千葉商科大学サービス創造学部の公式サポーター企業に、「ソフトバンク株式会社」(以下、ソフトバンク)と「公益財団法人東日本大震災復興支援財団」(以下、財団)が、今年から加わった。現在、同学部の公式サポーター企業は58社となり、さまざまなサービスにかかわる企業と連携したカリキュラムによって、学生たちは貴重な知識を得るだけでなく、社会人として必要なマナーやコミュニケーション力など、現場のプロから直接学んでいる。
「大学との連携は初めて」と語るのは、ソフトバンク株式会社の人事総務統括 CSR統括部 統括部長の池田昌人氏だ。池田氏に、連携の狙いや今後の展開について話を聞く。
人を変えていくのは教育しかない
ソフトバンクグループの創業者である孫正義氏らが発起人となって2011年7月に設立された公益財団法人東日本大震災復興支援財団は、「みんなでがんばろう日本」をスローガンに、被災地の子どもたちが夢と希望を育む環境を実現するための活動を行っている。そもそも、同学部の「千葉ロッテ・プロジェクト」の学生たちが、毎年行われている大学の冠試合で、同財団と連携してチャリティ活動を実施してきた。その縁がきっかけとなり、このたび千葉商科大学サービス創造学部の公式サポーター企業に加わることになった。
「情報革命で人々を幸せに」を企業理念とし、最先端のテクノロジーを駆使しながら、IT界を牽引するソフトバンク株式会社。そのソフトバンクが同学部と公式に連携する決め手となったのは、同学部でスポーツビジネス・プロジェクトをはじめ、スポーツマネジメント論やスポーツマンシップ論を担当する中村聡宏専任講師との出会いがあったからと、池田氏は語る。

**データ部分**:
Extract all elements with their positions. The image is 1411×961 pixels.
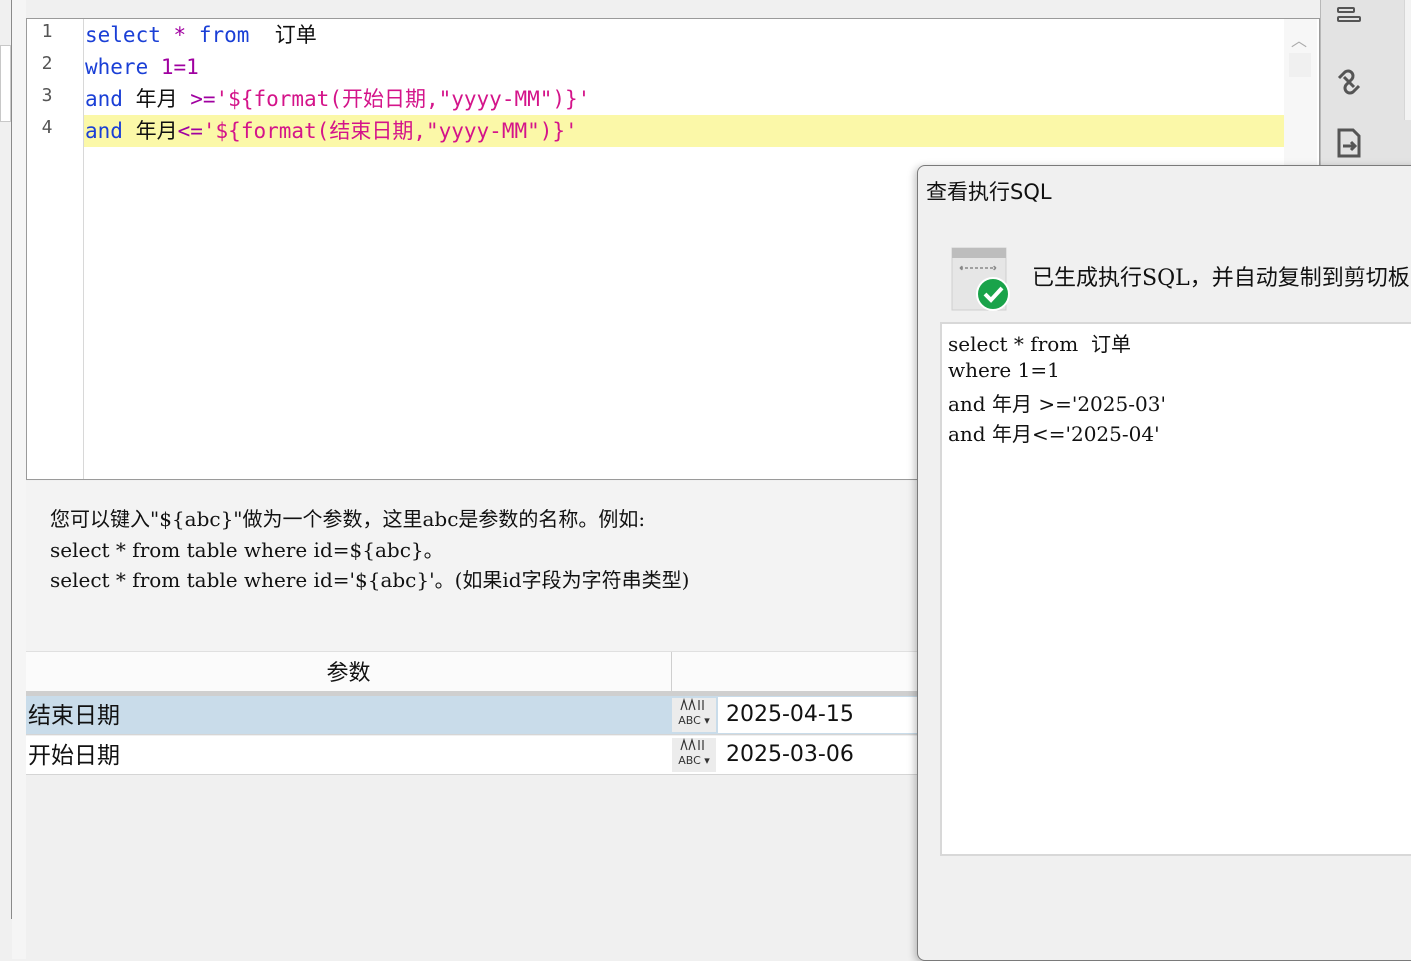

**課題**: 本文によると、千葉商科大学サービス創造学部の公式サポーター企業は現在何社か。 データは本文とは別の資料である。

**解答**: 58社。